» **Problem details**: Transcribe all the entries word for word, omitting any pictures they contain.

-.-.-

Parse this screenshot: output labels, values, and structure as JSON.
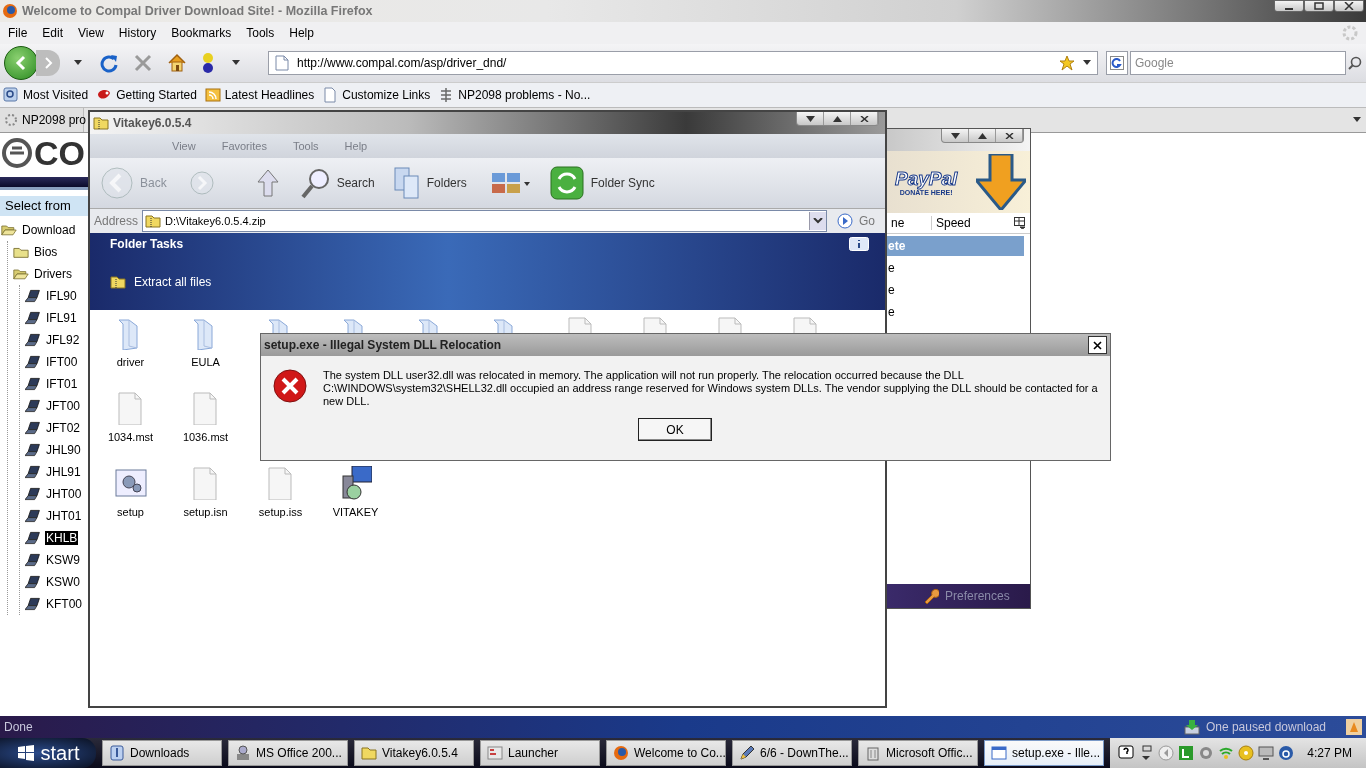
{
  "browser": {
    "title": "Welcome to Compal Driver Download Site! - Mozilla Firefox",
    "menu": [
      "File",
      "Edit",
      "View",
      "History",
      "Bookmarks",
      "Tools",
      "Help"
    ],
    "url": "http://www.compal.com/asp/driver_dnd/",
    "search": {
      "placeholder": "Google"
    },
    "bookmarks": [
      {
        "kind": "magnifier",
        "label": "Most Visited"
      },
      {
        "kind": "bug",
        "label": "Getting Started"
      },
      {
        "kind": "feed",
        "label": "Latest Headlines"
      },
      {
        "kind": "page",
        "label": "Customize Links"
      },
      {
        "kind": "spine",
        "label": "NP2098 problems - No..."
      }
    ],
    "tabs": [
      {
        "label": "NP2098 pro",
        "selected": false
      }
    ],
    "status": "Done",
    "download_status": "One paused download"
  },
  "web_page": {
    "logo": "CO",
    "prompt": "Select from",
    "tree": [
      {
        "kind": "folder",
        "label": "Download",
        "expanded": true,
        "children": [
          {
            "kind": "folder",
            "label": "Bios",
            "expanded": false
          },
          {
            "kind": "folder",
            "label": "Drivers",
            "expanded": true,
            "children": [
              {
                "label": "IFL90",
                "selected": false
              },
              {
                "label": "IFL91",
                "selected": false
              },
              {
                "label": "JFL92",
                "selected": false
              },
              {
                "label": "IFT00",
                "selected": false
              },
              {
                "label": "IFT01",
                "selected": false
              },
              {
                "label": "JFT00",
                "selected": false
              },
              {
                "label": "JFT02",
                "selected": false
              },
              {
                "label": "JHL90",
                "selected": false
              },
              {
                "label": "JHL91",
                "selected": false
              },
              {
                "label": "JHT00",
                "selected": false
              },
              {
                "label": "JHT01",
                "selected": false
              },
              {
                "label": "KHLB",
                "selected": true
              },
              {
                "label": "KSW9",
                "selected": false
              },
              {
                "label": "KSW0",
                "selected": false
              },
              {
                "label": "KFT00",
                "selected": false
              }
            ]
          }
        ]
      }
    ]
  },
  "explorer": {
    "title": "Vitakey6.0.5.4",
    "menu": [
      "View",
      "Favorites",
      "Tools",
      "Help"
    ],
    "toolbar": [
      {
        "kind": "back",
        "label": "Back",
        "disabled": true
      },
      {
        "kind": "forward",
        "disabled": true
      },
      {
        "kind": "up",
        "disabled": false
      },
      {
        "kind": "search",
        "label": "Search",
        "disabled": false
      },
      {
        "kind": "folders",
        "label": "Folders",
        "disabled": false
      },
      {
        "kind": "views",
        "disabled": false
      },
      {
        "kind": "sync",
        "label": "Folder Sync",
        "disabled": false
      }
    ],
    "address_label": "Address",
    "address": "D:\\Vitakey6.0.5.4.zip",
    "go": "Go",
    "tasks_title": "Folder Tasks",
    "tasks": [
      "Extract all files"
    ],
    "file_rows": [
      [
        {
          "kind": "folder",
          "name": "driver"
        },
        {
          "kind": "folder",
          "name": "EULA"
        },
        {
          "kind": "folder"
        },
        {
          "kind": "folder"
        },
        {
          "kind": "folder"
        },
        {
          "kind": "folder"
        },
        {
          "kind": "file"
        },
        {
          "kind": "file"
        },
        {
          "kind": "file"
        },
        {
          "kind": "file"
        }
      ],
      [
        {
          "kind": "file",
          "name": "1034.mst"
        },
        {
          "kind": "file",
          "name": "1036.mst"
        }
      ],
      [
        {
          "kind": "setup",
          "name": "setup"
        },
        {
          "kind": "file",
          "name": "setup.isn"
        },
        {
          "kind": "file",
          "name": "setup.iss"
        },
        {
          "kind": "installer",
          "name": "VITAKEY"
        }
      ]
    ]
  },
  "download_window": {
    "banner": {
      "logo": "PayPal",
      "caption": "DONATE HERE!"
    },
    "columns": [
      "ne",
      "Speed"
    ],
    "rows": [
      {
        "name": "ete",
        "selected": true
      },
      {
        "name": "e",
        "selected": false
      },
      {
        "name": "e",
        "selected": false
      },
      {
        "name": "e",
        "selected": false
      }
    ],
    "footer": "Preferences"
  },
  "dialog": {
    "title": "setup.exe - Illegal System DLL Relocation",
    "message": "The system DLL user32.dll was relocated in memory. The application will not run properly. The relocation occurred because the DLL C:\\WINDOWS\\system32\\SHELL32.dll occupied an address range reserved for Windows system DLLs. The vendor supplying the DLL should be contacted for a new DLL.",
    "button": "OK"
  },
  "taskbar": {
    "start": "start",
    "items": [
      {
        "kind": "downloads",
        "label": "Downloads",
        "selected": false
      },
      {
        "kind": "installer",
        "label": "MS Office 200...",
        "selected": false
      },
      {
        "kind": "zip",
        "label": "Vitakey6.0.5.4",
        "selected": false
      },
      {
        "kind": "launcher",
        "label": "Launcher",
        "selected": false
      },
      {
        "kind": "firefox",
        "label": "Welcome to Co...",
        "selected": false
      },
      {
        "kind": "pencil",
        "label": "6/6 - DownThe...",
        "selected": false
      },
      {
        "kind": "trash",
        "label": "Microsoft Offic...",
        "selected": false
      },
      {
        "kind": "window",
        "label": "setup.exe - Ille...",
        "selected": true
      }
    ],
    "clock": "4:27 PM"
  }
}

-.-.-

» **Completed exercise**:
Parse this screenshot: output labels, values, and structure as JSON.
{
  "browser": {
    "title": "Welcome to Compal Driver Download Site! - Mozilla Firefox",
    "menu": [
      "File",
      "Edit",
      "View",
      "History",
      "Bookmarks",
      "Tools",
      "Help"
    ],
    "url": "http://www.compal.com/asp/driver_dnd/",
    "search": {
      "placeholder": "Google"
    },
    "bookmarks": [
      {
        "kind": "magnifier",
        "label": "Most Visited"
      },
      {
        "kind": "bug",
        "label": "Getting Started"
      },
      {
        "kind": "feed",
        "label": "Latest Headlines"
      },
      {
        "kind": "page",
        "label": "Customize Links"
      },
      {
        "kind": "spine",
        "label": "NP2098 problems - No..."
      }
    ],
    "tabs": [
      {
        "label": "NP2098 pro",
        "selected": false
      }
    ],
    "status": "Done",
    "download_status": "One paused download"
  },
  "web_page": {
    "logo": "CO",
    "prompt": "Select from",
    "tree": [
      {
        "kind": "folder",
        "label": "Download",
        "expanded": true,
        "children": [
          {
            "kind": "folder",
            "label": "Bios",
            "expanded": false
          },
          {
            "kind": "folder",
            "label": "Drivers",
            "expanded": true,
            "children": [
              {
                "label": "IFL90",
                "selected": false
              },
              {
                "label": "IFL91",
                "selected": false
              },
              {
                "label": "JFL92",
                "selected": false
              },
              {
                "label": "IFT00",
                "selected": false
              },
              {
                "label": "IFT01",
                "selected": false
              },
              {
                "label": "JFT00",
                "selected": false
              },
              {
                "label": "JFT02",
                "selected": false
              },
              {
                "label": "JHL90",
                "selected": false
              },
              {
                "label": "JHL91",
                "selected": false
              },
              {
                "label": "JHT00",
                "selected": false
              },
              {
                "label": "JHT01",
                "selected": false
              },
              {
                "label": "KHLB",
                "selected": true
              },
              {
                "label": "KSW9",
                "selected": false
              },
              {
                "label": "KSW0",
                "selected": false
              },
              {
                "label": "KFT00",
                "selected": false
              }
            ]
          }
        ]
      }
    ]
  },
  "explorer": {
    "title": "Vitakey6.0.5.4",
    "menu": [
      "View",
      "Favorites",
      "Tools",
      "Help"
    ],
    "toolbar": [
      {
        "kind": "back",
        "label": "Back",
        "disabled": true
      },
      {
        "kind": "forward",
        "disabled": true
      },
      {
        "kind": "up",
        "disabled": false
      },
      {
        "kind": "search",
        "label": "Search",
        "disabled": false
      },
      {
        "kind": "folders",
        "label": "Folders",
        "disabled": false
      },
      {
        "kind": "views",
        "disabled": false
      },
      {
        "kind": "sync",
        "label": "Folder Sync",
        "disabled": false
      }
    ],
    "address_label": "Address",
    "address": "D:\\Vitakey6.0.5.4.zip",
    "go": "Go",
    "tasks_title": "Folder Tasks",
    "tasks": [
      "Extract all files"
    ],
    "file_rows": [
      [
        {
          "kind": "folder",
          "name": "driver"
        },
        {
          "kind": "folder",
          "name": "EULA"
        },
        {
          "kind": "folder"
        },
        {
          "kind": "folder"
        },
        {
          "kind": "folder"
        },
        {
          "kind": "folder"
        },
        {
          "kind": "file"
        },
        {
          "kind": "file"
        },
        {
          "kind": "file"
        },
        {
          "kind": "file"
        }
      ],
      [
        {
          "kind": "file",
          "name": "1034.mst"
        },
        {
          "kind": "file",
          "name": "1036.mst"
        }
      ],
      [
        {
          "kind": "setup",
          "name": "setup"
        },
        {
          "kind": "file",
          "name": "setup.isn"
        },
        {
          "kind": "file",
          "name": "setup.iss"
        },
        {
          "kind": "installer",
          "name": "VITAKEY"
        }
      ]
    ]
  },
  "download_window": {
    "banner": {
      "logo": "PayPal",
      "caption": "DONATE HERE!"
    },
    "columns": [
      "ne",
      "Speed"
    ],
    "rows": [
      {
        "name": "ete",
        "selected": true
      },
      {
        "name": "e",
        "selected": false
      },
      {
        "name": "e",
        "selected": false
      },
      {
        "name": "e",
        "selected": false
      }
    ],
    "footer": "Preferences"
  },
  "dialog": {
    "title": "setup.exe - Illegal System DLL Relocation",
    "message": "The system DLL user32.dll was relocated in memory. The application will not run properly. The relocation occurred because the DLL C:\\WINDOWS\\system32\\SHELL32.dll occupied an address range reserved for Windows system DLLs. The vendor supplying the DLL should be contacted for a new DLL.",
    "button": "OK"
  },
  "taskbar": {
    "start": "start",
    "items": [
      {
        "kind": "downloads",
        "label": "Downloads",
        "selected": false
      },
      {
        "kind": "installer",
        "label": "MS Office 200...",
        "selected": false
      },
      {
        "kind": "zip",
        "label": "Vitakey6.0.5.4",
        "selected": false
      },
      {
        "kind": "launcher",
        "label": "Launcher",
        "selected": false
      },
      {
        "kind": "firefox",
        "label": "Welcome to Co...",
        "selected": false
      },
      {
        "kind": "pencil",
        "label": "6/6 - DownThe...",
        "selected": false
      },
      {
        "kind": "trash",
        "label": "Microsoft Offic...",
        "selected": false
      },
      {
        "kind": "window",
        "label": "setup.exe - Ille...",
        "selected": true
      }
    ],
    "clock": "4:27 PM"
  }
}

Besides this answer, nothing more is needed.